→ OBJECTIVE
Copy each line below in which the word "xlabel" occurs.
:: PROVIDED INFORMATION ::
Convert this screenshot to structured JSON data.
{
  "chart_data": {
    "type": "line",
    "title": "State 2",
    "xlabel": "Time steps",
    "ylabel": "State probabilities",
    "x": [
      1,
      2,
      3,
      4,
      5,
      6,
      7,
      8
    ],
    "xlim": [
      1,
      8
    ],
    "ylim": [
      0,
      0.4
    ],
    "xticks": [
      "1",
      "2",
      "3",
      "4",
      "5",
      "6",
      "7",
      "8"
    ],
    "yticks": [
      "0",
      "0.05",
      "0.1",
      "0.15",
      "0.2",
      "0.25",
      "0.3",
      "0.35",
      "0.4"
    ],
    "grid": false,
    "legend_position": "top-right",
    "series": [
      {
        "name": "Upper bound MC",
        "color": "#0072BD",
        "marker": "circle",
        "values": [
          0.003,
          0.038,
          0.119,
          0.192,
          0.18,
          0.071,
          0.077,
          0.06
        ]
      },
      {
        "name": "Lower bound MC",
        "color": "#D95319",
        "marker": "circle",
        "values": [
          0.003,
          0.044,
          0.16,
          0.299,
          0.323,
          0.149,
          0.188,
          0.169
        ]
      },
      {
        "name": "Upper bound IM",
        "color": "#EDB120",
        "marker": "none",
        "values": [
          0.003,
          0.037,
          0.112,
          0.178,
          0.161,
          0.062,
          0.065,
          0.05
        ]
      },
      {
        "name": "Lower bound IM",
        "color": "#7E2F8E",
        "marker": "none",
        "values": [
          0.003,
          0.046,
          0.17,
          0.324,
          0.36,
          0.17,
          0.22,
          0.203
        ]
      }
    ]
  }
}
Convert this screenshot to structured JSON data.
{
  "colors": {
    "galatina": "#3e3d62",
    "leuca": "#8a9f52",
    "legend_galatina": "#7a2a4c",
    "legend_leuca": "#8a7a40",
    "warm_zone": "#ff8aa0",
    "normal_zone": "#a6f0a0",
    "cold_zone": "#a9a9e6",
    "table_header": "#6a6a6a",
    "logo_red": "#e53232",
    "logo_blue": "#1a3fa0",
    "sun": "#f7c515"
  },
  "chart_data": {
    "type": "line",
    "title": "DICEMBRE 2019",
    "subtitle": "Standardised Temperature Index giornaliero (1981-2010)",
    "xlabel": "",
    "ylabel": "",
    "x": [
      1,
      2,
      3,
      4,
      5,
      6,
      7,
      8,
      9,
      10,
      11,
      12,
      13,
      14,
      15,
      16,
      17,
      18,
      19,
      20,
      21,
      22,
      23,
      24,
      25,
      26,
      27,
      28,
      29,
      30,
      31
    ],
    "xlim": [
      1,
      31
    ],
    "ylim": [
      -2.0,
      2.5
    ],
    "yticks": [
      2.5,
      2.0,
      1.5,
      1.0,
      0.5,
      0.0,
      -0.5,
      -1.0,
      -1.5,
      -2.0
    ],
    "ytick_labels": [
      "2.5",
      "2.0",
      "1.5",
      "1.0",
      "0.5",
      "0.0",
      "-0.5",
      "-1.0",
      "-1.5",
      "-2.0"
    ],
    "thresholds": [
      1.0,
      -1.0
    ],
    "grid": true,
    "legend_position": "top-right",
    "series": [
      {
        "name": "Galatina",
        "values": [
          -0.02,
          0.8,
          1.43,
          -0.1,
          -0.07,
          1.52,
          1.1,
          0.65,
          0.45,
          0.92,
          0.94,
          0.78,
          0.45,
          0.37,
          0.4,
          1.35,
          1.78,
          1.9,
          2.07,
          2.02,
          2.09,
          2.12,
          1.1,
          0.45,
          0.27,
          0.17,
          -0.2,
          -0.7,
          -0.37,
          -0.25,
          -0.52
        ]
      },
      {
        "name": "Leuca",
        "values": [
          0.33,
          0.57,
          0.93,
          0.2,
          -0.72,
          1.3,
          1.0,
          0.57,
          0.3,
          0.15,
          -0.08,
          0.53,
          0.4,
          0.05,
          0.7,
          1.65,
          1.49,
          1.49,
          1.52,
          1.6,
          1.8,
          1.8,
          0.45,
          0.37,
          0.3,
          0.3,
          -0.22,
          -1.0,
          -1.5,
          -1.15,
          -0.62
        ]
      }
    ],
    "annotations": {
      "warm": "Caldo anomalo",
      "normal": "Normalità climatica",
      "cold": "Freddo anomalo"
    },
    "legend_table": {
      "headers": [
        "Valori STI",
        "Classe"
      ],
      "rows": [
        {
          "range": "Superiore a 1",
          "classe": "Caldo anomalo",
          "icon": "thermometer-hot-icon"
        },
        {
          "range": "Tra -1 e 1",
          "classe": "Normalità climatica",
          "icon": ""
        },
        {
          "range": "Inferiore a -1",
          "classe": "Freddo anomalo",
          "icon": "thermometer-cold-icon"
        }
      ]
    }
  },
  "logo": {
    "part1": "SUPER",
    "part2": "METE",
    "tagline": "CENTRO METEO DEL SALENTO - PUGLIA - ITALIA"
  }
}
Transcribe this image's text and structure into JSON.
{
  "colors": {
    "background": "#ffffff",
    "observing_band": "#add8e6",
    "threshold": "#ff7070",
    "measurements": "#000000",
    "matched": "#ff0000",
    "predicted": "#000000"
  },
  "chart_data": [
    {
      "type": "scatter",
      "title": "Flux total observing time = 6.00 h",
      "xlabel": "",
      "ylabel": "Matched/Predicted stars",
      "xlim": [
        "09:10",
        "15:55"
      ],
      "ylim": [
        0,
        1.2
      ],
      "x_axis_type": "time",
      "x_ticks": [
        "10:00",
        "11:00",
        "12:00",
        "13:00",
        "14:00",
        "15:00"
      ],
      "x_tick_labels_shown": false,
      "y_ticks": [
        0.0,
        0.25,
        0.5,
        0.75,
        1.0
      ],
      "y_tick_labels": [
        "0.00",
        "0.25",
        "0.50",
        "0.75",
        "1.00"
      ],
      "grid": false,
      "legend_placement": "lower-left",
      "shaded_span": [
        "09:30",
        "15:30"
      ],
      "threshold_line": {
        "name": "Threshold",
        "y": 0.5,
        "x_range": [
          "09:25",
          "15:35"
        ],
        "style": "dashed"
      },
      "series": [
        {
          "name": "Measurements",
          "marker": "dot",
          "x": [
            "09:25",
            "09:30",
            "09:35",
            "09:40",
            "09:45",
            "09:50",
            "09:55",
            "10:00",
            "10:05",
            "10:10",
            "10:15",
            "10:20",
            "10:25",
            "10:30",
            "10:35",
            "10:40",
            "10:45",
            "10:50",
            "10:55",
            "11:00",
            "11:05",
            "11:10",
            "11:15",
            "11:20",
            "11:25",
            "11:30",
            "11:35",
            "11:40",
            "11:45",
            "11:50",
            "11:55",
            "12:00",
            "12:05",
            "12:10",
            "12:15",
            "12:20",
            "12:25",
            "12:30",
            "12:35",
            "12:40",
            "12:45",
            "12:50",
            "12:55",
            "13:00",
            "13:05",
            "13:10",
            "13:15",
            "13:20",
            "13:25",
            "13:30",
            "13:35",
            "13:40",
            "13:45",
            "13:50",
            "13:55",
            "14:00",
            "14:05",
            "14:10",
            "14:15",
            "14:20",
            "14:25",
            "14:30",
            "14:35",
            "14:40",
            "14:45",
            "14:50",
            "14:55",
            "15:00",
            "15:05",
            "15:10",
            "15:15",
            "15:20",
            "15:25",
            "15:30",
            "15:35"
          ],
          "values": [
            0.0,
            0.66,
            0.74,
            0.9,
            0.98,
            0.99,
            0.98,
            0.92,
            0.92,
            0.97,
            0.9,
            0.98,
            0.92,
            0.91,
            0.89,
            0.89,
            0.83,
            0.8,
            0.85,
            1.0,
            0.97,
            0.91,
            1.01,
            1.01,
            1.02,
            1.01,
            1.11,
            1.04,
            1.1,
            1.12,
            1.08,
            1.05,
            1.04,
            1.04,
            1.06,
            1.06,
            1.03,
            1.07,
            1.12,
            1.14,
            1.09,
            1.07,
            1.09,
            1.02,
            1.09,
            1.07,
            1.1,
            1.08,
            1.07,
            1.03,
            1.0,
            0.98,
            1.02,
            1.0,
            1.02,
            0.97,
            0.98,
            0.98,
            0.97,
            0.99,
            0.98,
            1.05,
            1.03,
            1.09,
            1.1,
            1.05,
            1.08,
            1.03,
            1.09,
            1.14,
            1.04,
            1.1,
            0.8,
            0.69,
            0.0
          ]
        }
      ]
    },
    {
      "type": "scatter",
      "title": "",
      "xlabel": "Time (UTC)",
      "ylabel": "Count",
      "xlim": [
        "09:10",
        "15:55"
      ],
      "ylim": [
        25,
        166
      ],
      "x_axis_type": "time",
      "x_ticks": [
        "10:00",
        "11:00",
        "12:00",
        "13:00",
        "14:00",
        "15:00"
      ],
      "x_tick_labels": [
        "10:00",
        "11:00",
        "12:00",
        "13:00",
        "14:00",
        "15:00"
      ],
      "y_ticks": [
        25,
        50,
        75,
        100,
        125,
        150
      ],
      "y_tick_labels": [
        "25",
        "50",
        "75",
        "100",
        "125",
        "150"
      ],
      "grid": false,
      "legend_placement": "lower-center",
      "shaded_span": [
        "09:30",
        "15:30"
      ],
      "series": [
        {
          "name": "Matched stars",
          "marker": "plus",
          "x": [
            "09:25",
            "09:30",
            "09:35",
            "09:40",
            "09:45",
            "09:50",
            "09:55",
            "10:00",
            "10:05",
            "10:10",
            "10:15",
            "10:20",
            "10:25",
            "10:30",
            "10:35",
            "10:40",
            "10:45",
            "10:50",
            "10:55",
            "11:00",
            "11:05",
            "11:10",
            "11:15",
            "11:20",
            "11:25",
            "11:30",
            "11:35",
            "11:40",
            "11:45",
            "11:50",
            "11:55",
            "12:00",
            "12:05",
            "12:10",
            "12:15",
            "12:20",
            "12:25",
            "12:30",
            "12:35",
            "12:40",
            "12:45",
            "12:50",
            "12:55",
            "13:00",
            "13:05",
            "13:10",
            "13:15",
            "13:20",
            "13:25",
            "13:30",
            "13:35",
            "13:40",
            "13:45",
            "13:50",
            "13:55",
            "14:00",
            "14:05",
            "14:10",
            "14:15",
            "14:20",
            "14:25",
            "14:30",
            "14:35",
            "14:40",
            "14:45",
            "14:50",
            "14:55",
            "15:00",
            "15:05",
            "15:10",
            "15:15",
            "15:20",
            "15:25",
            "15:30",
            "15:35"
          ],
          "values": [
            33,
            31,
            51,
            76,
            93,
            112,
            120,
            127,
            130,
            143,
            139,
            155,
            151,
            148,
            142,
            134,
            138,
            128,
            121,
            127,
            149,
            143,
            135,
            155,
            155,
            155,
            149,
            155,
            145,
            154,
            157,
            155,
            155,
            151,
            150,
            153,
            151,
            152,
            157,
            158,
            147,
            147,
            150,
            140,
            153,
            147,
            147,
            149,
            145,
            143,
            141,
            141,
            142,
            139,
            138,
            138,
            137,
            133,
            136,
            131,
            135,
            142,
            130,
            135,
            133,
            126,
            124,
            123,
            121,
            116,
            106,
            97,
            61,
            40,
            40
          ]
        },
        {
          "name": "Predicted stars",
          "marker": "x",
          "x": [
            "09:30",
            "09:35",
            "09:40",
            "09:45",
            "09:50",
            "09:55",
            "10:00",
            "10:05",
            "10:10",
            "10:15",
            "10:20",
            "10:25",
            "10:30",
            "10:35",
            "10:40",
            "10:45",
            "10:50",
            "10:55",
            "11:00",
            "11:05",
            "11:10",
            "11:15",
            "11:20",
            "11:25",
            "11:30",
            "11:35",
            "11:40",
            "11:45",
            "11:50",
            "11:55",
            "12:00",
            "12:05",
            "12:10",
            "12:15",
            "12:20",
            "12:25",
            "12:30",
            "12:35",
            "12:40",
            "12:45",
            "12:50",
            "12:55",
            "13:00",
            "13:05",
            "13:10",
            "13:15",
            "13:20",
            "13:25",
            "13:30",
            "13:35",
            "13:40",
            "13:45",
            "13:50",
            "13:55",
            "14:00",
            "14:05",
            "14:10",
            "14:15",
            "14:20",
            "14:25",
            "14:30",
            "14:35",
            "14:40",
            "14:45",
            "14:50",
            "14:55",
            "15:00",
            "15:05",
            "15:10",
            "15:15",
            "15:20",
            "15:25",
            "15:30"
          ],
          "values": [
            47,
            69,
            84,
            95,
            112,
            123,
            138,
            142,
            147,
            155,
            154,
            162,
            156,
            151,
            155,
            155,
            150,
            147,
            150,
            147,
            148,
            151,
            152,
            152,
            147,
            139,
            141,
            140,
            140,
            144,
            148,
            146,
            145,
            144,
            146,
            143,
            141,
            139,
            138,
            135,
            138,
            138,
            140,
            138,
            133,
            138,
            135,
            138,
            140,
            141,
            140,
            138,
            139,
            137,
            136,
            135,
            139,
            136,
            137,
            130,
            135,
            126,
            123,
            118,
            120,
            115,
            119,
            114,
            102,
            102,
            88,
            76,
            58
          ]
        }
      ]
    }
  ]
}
:::
→ ANSWER TO THE EXERCISE
    "xlabel": "Time steps",
    "xlabel": "",
      "xlabel": "",
      "xlabel": "Time (UTC)",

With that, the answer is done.